Records provided:

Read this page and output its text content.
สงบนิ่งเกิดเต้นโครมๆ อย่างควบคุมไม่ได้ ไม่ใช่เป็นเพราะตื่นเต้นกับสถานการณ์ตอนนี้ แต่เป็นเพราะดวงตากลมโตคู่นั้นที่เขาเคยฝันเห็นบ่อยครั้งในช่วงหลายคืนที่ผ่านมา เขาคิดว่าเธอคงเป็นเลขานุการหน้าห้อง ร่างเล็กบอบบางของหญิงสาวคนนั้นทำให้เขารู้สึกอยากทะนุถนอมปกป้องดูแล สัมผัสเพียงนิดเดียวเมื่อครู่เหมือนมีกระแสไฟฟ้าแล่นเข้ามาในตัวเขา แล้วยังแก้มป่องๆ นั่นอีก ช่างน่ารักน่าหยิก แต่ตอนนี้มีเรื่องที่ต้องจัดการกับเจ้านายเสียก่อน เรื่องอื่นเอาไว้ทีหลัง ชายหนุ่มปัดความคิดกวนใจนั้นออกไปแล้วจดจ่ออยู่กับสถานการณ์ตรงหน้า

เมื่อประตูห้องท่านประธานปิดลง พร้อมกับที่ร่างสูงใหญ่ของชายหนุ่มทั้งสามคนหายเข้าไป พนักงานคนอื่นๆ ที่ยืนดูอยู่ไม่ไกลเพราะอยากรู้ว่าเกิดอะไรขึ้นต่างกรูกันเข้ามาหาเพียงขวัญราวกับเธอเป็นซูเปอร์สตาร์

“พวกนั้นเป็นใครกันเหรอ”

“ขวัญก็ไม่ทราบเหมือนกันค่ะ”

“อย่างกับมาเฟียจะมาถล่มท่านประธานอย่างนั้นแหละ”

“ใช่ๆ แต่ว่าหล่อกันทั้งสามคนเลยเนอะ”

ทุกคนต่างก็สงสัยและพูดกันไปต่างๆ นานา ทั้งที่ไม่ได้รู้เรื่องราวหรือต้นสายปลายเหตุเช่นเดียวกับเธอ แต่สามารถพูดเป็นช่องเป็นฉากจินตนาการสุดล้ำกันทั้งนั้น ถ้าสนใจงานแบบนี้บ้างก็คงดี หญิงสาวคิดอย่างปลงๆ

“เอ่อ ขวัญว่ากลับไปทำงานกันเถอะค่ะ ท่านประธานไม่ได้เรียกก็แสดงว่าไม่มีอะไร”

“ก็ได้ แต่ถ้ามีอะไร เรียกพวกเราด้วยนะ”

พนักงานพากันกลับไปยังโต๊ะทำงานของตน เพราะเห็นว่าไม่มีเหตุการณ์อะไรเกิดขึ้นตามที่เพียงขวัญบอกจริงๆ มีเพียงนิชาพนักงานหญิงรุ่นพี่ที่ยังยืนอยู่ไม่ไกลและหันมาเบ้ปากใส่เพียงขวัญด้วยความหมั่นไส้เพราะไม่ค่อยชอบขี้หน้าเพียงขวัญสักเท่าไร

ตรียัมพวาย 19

Task directions:
From the first line to the last, retype the data exactly.

Solved exercise:
Read this page and output its text content.
สงบนิ่งเกิดเต้นโครมๆ อย่างควบคุมไม่ได้ ไม่ใช่เป็นเพราะตื่นเต้นกับสถานการณ์ตอนนี้ แต่เป็นเพราะดวงตากลมโตคู่นั้นที่เขาเคยฝันเห็นบ่อยครั้งในช่วงหลายคืนที่ผ่านมา เขาคิดว่าเธอคงเป็นเลขานุการหน้าห้อง ร่างเล็กบอบบางของหญิงสาวคนนั้นทำให้เขารู้สึกอยากทะนุถนอมปกป้องดูแล สัมผัสเพียงนิดเดียวเมื่อครู่เหมือนมีกระแสไฟฟ้าแล่นเข้ามาในตัวเขา แล้วยังแก้มป่องๆ นั่นอีก ช่างน่ารักน่าหยิก แต่ตอนนี้มีเรื่องที่ต้องจัดการกับเจ้านายเสียก่อน เรื่องอื่นเอาไว้ทีหลัง ชายหนุ่มปัดความคิดกวนใจนั้นออกไปแล้วจดจ่ออยู่กับสถานการณ์ตรงหน้า

เมื่อประตูห้องท่านประธานปิดลง พร้อมกับที่ร่างสูงใหญ่ของชายหนุ่มทั้งสามคนหายเข้าไป พนักงานคนอื่นๆ ที่ยืนดูอยู่ไม่ไกลเพราะอยากรู้ว่าเกิดอะไรขึ้นต่างกรูกันเข้ามาหาเพียงขวัญราวกับเธอเป็นซูเปอร์สตาร์

“พวกนั้นเป็นใครกันเหรอ”

“ขวัญก็ไม่ทราบเหมือนกันค่ะ”

“อย่างกับมาเฟียจะมาถล่มท่านประธานอย่างนั้นแหละ”

“ใช่ๆ แต่ว่าหล่อกันทั้งสามคนเลยเนอะ”

ทุกคนต่างก็สงสัยและพูดกันไปต่างๆ นานา ทั้งที่ไม่ได้รู้เรื่องราวหรือต้นสายปลายเหตุเช่นเดียวกับเธอ แต่สามารถพูดเป็นช่องเป็นฉากจินตนาการสุดล้ำกันทั้งนั้น ถ้าสนใจงานแบบนี้บ้างก็คงดี หญิงสาวคิดอย่างปลงๆ

“เอ่อ ขวัญว่ากลับไปทำงานกันเถอะค่ะ ท่านประธานไม่ได้เรียกก็แสดงว่าไม่มีอะไร”

“ก็ได้ แต่ถ้ามีอะไร เรียกพวกเราด้วยนะ”

พนักงานพากันกลับไปยังโต๊ะทำงานของตน เพราะเห็นว่าไม่มีเหตุการณ์อะไรเกิดขึ้นตามที่เพียงขวัญบอกจริงๆ มีเพียงนิชาพนักงานหญิงรุ่นพี่ที่ยังยืนอยู่ไม่ไกลและหันมาเบ้ปากใส่เพียงขวัญด้วยความหมั่นไส้เพราะไม่ค่อยชอบขี้หน้าเพียงขวัญสักเท่าไร

ตรียัมพวาย 19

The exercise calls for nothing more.